How many lines of the listing below contain the string "trendline", with case counting? Reply with the number alone.
══ Recorded data ══
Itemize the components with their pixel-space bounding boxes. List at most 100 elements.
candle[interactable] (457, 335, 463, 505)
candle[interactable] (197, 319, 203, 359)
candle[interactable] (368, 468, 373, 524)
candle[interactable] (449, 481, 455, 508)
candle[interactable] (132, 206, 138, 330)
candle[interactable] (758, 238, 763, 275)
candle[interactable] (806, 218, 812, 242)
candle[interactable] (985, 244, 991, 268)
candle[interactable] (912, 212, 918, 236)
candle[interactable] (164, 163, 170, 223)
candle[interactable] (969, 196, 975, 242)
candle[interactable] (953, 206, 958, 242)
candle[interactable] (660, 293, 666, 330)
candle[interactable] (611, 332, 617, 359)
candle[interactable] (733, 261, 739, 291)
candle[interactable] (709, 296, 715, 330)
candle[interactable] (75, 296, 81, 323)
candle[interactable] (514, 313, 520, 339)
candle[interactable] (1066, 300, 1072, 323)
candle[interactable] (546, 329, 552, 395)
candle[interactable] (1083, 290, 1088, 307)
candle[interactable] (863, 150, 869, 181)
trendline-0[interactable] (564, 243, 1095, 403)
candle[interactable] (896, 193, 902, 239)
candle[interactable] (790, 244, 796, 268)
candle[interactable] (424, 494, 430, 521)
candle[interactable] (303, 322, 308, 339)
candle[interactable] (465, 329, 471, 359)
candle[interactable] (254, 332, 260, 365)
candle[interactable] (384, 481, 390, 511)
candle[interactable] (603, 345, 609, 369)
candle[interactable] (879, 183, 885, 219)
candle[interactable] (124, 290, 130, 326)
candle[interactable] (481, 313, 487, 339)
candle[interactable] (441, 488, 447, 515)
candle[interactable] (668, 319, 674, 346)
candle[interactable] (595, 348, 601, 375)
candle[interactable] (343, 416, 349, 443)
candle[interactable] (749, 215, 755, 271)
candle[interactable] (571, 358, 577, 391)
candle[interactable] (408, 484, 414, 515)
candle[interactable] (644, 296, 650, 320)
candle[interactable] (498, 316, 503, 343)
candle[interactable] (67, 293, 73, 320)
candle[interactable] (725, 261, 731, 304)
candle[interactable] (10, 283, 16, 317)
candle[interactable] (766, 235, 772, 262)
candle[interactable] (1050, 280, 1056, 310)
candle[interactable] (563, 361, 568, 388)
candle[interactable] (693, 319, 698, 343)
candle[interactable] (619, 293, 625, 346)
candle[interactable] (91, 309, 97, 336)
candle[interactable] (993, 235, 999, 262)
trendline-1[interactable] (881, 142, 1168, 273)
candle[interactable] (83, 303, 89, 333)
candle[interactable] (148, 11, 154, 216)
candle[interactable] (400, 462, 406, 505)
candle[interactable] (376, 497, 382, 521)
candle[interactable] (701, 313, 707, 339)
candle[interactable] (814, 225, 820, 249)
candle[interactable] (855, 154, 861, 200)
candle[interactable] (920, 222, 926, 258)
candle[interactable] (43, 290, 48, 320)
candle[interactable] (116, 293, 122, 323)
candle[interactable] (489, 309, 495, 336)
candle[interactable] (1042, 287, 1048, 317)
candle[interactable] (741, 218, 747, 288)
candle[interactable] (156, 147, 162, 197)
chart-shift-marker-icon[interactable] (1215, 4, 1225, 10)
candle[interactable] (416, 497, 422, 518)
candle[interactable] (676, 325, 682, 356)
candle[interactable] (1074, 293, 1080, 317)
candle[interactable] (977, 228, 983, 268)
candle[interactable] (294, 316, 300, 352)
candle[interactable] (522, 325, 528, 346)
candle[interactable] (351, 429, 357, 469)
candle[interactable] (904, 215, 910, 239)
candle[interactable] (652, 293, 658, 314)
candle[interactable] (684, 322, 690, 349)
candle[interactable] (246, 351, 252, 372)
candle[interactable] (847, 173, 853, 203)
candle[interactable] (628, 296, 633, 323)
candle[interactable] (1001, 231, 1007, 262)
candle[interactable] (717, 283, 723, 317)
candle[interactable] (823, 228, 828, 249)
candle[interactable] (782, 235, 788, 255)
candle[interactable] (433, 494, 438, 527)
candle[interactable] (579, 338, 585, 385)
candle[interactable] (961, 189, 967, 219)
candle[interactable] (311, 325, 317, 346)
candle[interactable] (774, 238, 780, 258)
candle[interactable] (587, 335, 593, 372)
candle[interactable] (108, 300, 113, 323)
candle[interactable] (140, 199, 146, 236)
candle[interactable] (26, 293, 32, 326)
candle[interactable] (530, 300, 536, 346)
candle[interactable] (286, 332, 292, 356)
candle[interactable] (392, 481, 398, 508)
═══
- _Written solution_
2